** start **

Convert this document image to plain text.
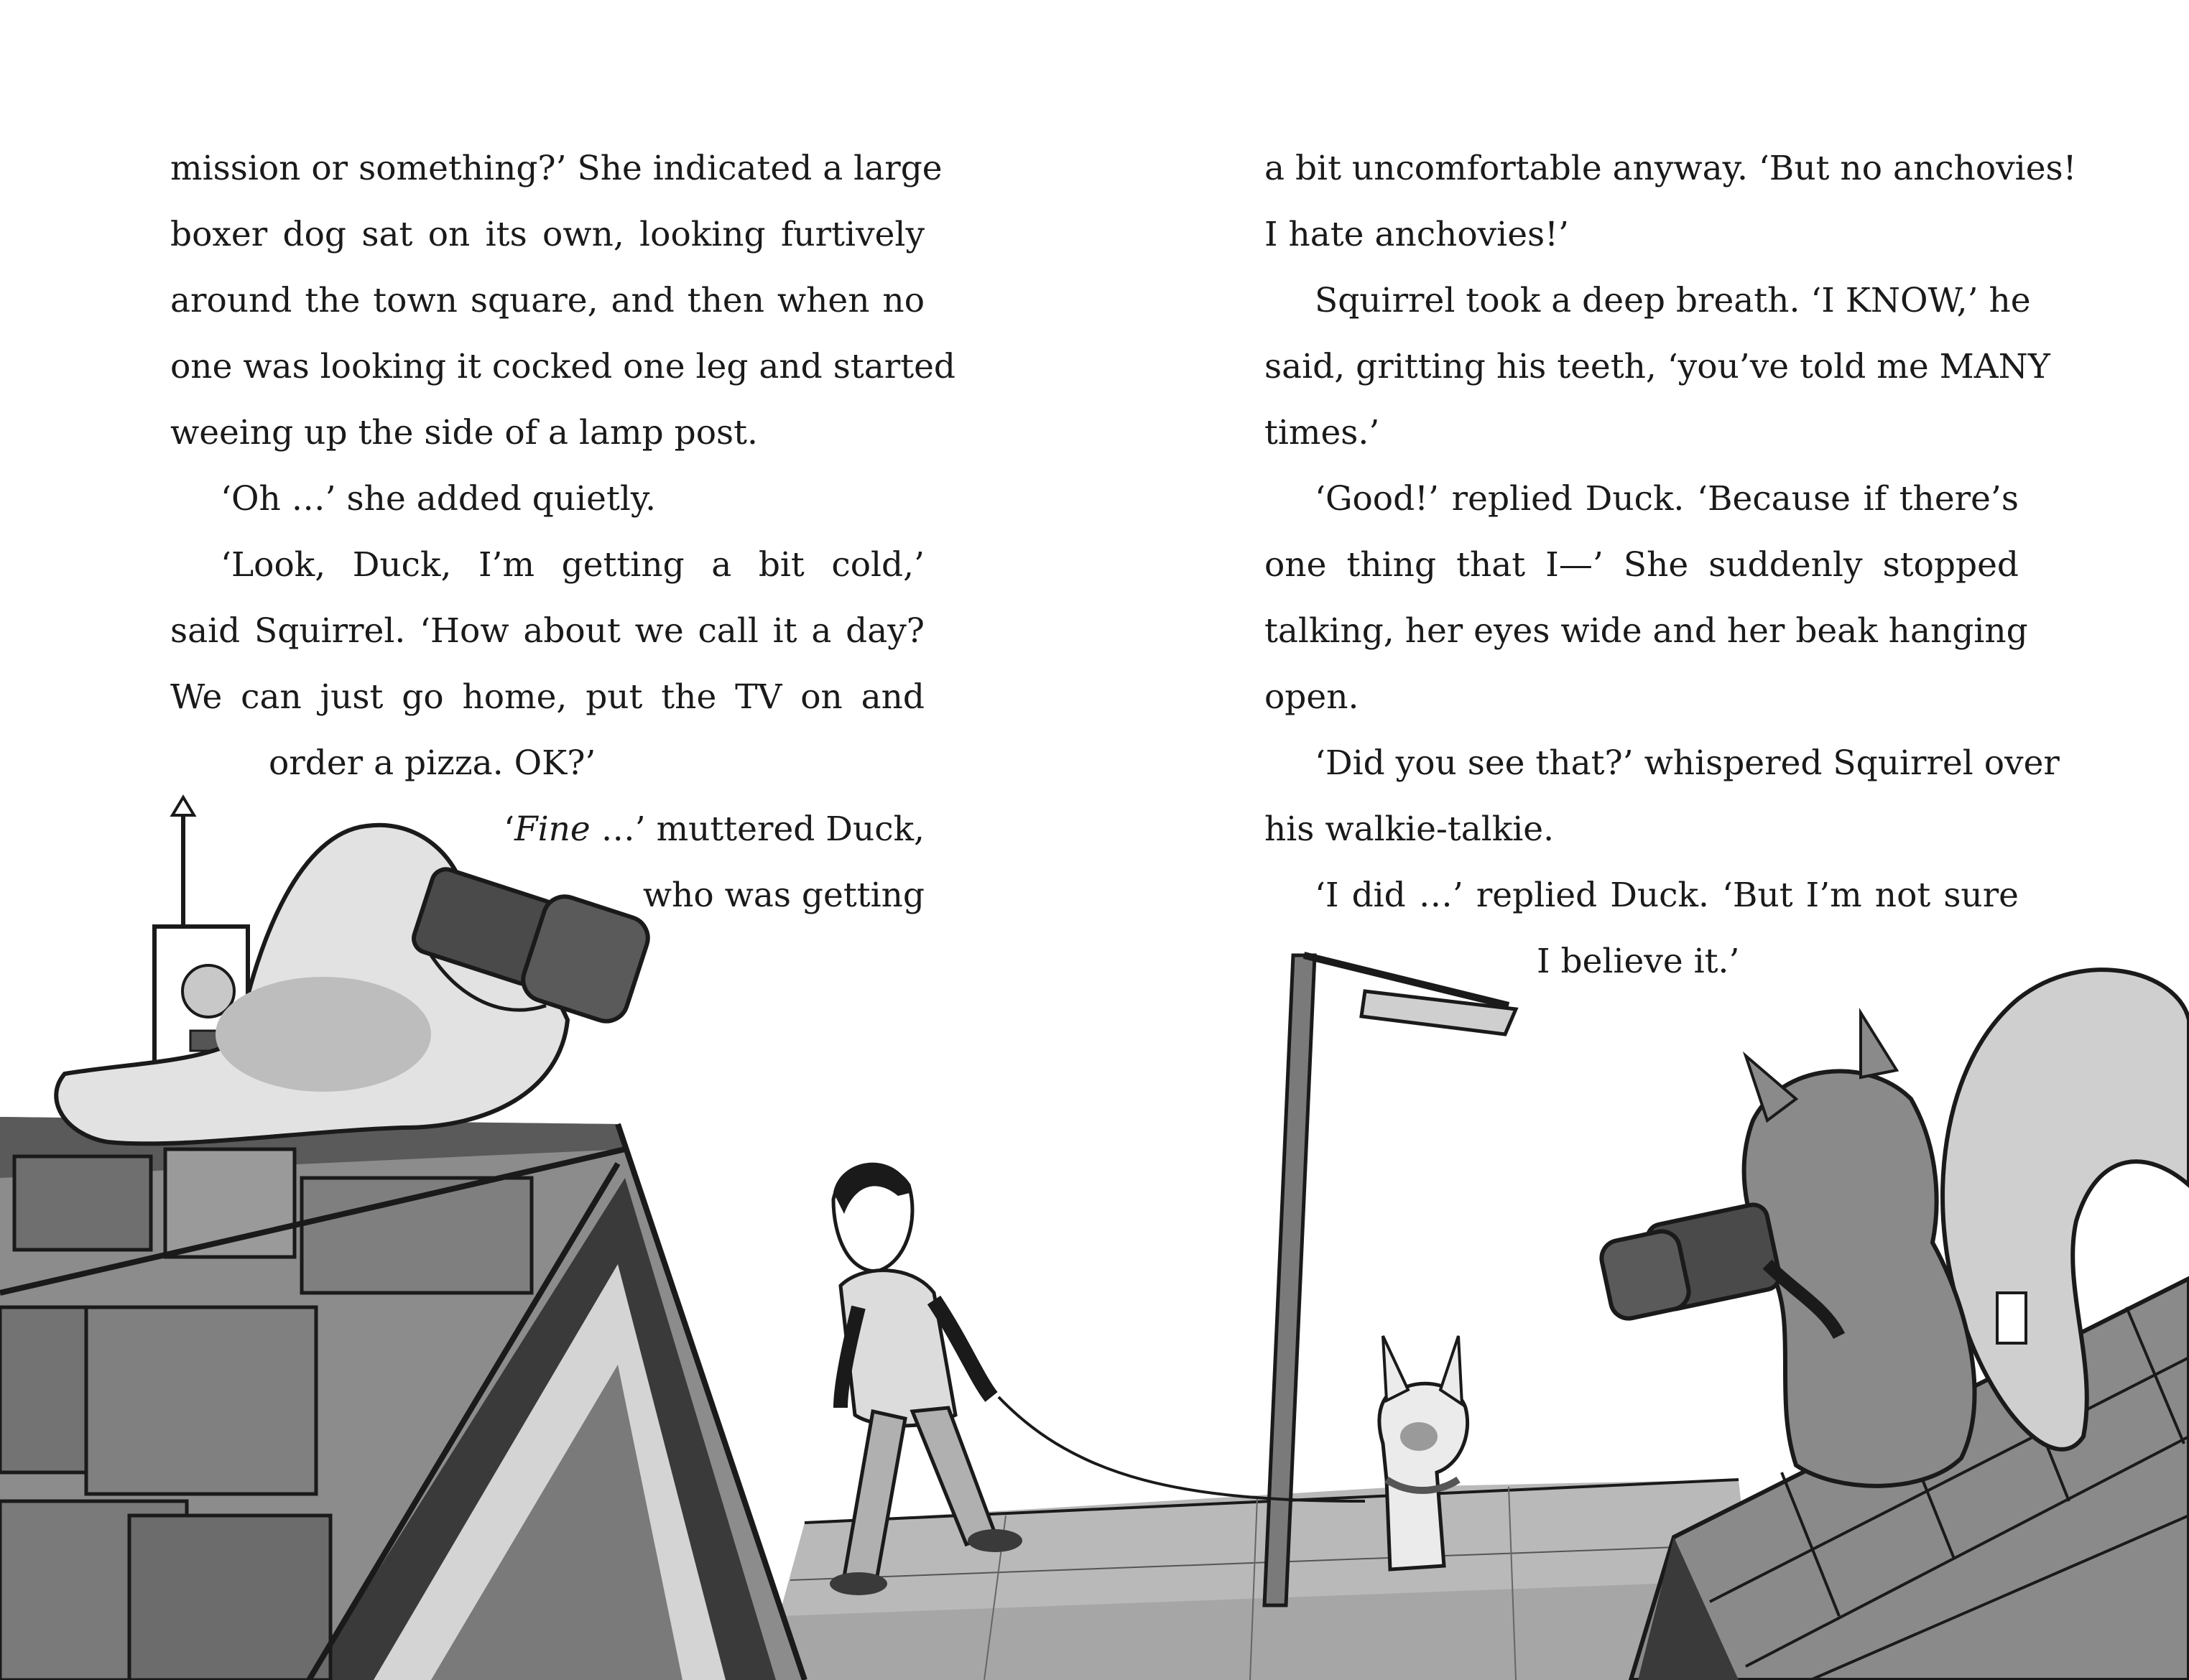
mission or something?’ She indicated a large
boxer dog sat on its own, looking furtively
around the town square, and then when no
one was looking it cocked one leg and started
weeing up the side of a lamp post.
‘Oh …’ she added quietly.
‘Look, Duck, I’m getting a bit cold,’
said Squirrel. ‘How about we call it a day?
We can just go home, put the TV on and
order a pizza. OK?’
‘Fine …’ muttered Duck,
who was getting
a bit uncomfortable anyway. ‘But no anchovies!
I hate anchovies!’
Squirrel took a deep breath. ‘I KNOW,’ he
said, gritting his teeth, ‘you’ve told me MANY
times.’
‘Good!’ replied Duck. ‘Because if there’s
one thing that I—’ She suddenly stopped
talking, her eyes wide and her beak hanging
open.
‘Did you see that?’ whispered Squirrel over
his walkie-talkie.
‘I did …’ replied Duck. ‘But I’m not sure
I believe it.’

** end **
** start **

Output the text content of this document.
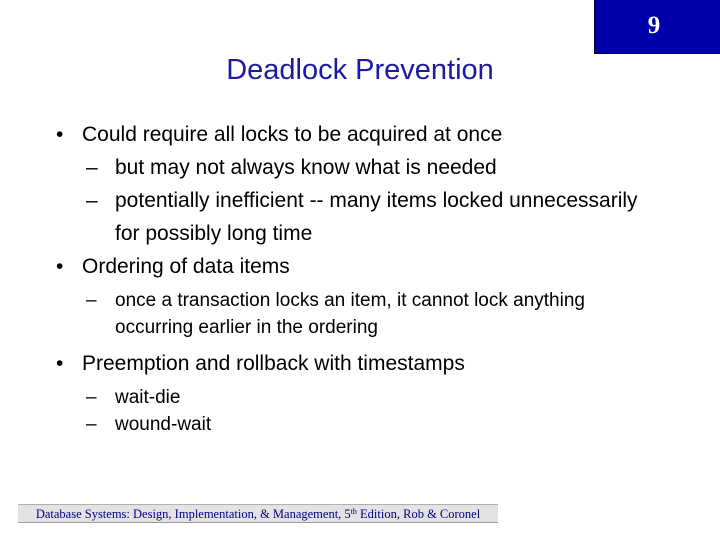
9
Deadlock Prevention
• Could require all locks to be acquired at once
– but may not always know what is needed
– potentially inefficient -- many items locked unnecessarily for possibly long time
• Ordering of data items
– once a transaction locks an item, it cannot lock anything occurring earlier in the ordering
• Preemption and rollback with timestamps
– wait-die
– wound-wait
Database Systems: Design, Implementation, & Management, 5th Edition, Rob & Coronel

** end **

* **GIVEN REQUEST**: Write out every line from the entries where "Squirrel" appears.

* **SOLUTION TO THIS TASK**:
said Squirrel. ‘How about we call it a day?
Squirrel took a deep breath. ‘I KNOW,’ he
‘Did you see that?’ whispered Squirrel over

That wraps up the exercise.